> [DATASET EXTRACT]:
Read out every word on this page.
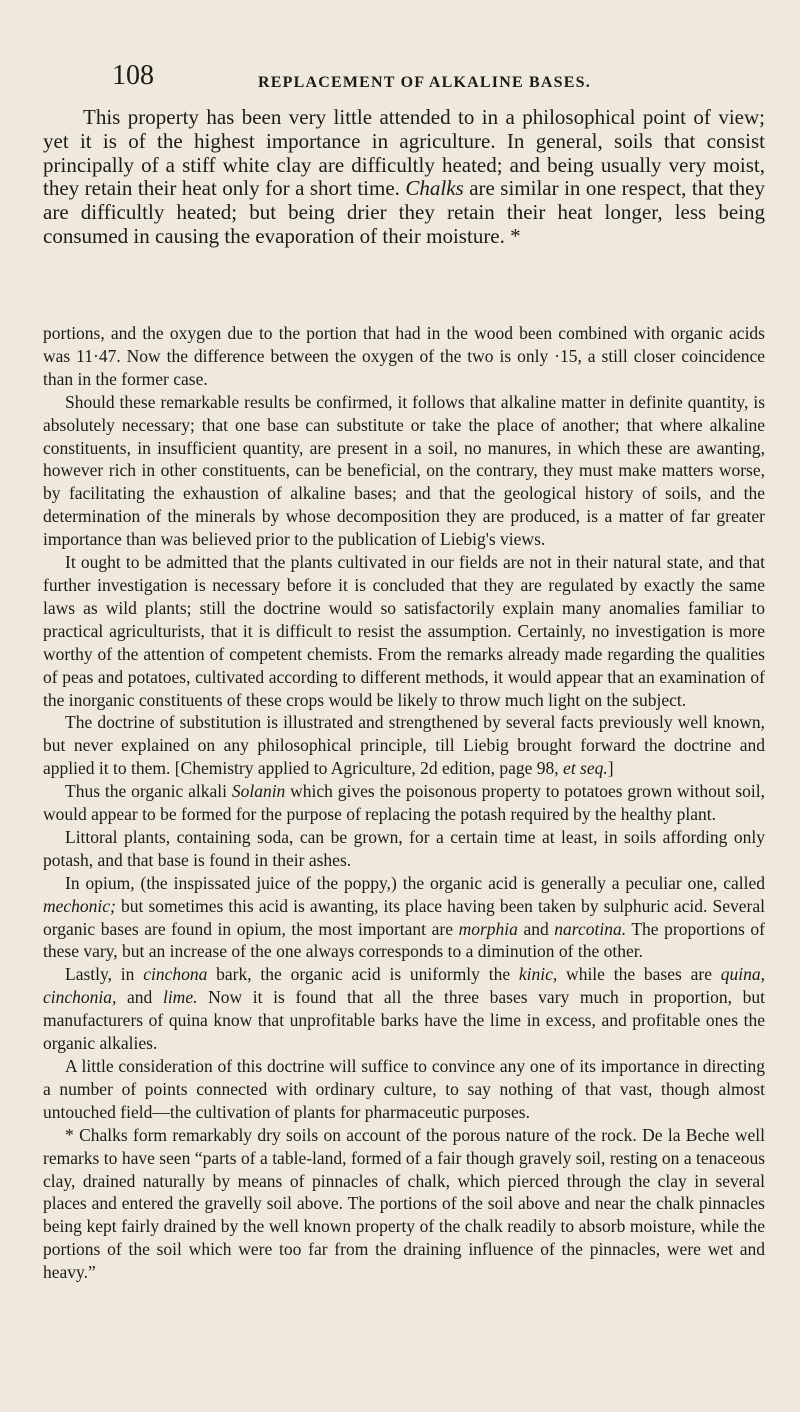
108	REPLACEMENT OF ALKALINE BASES.

This property has been very little attended to in a philosophical point of view; yet it is of the highest importance in agriculture. In general, soils that consist principally of a stiff white clay are difficultly heated; and being usually very moist, they retain their heat only for a short time. Chalks are similar in one respect, that they are difficultly heated; but being drier they retain their heat longer, less being consumed in causing the evaporation of their moisture. *

portions, and the oxygen due to the portion that had in the wood been combined with organic acids was 11·47. Now the difference between the oxygen of the two is only ·15, a still closer coincidence than in the former case.

Should these remarkable results be confirmed, it follows that alkaline matter in definite quantity, is absolutely necessary; that one base can substitute or take the place of another; that where alkaline constituents, in insufficient quantity, are present in a soil, no manures, in which these are awanting, however rich in other constituents, can be beneficial, on the contrary, they must make matters worse, by facilitating the exhaustion of alkaline bases; and that the geological history of soils, and the determination of the minerals by whose decomposition they are produced, is a matter of far greater importance than was believed prior to the publication of Liebig's views.

It ought to be admitted that the plants cultivated in our fields are not in their natural state, and that further investigation is necessary before it is concluded that they are regulated by exactly the same laws as wild plants; still the doctrine would so satisfactorily explain many anomalies familiar to practical agriculturists, that it is difficult to resist the assumption. Certainly, no investigation is more worthy of the attention of competent chemists. From the remarks already made regarding the qualities of peas and potatoes, cultivated according to different methods, it would appear that an examination of the inorganic constituents of these crops would be likely to throw much light on the subject.

The doctrine of substitution is illustrated and strengthened by several facts previously well known, but never explained on any philosophical principle, till Liebig brought forward the doctrine and applied it to them. [Chemistry applied to Agriculture, 2d edition, page 98, et seq.]

Thus the organic alkali Solanin which gives the poisonous property to potatoes grown without soil, would appear to be formed for the purpose of replacing the potash required by the healthy plant.

Littoral plants, containing soda, can be grown, for a certain time at least, in soils affording only potash, and that base is found in their ashes.

In opium, (the inspissated juice of the poppy,) the organic acid is generally a peculiar one, called mechonic; but sometimes this acid is awanting, its place having been taken by sulphuric acid. Several organic bases are found in opium, the most important are morphia and narcotina. The proportions of these vary, but an increase of the one always corresponds to a diminution of the other.

Lastly, in cinchona bark, the organic acid is uniformly the kinic, while the bases are quina, cinchonia, and lime. Now it is found that all the three bases vary much in proportion, but manufacturers of quina know that unprofitable barks have the lime in excess, and profitable ones the organic alkalies.

A little consideration of this doctrine will suffice to convince any one of its importance in directing a number of points connected with ordinary culture, to say nothing of that vast, though almost untouched field—the cultivation of plants for pharmaceutic purposes.

* Chalks form remarkably dry soils on account of the porous nature of the rock. De la Beche well remarks to have seen “parts of a table-land, formed of a fair though gravely soil, resting on a tenaceous clay, drained naturally by means of pinnacles of chalk, which pierced through the clay in several places and entered the gravelly soil above. The portions of the soil above and near the chalk pinnacles being kept fairly drained by the well known property of the chalk readily to absorb moisture, while the portions of the soil which were too far from the draining influence of the pinnacles, were wet and heavy.”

> [EXERCISE DETAILS]:
Copy out every line from the data above that has "potash" in it.

> [REPLY]:
Thus the organic alkali Solanin which gives the poisonous property to potatoes grown without soil, would appear to be formed for the purpose of replacing the potash required by the healthy plant.
Littoral plants, containing soda, can be grown, for a certain time at least, in soils affording only potash, and that base is found in their ashes.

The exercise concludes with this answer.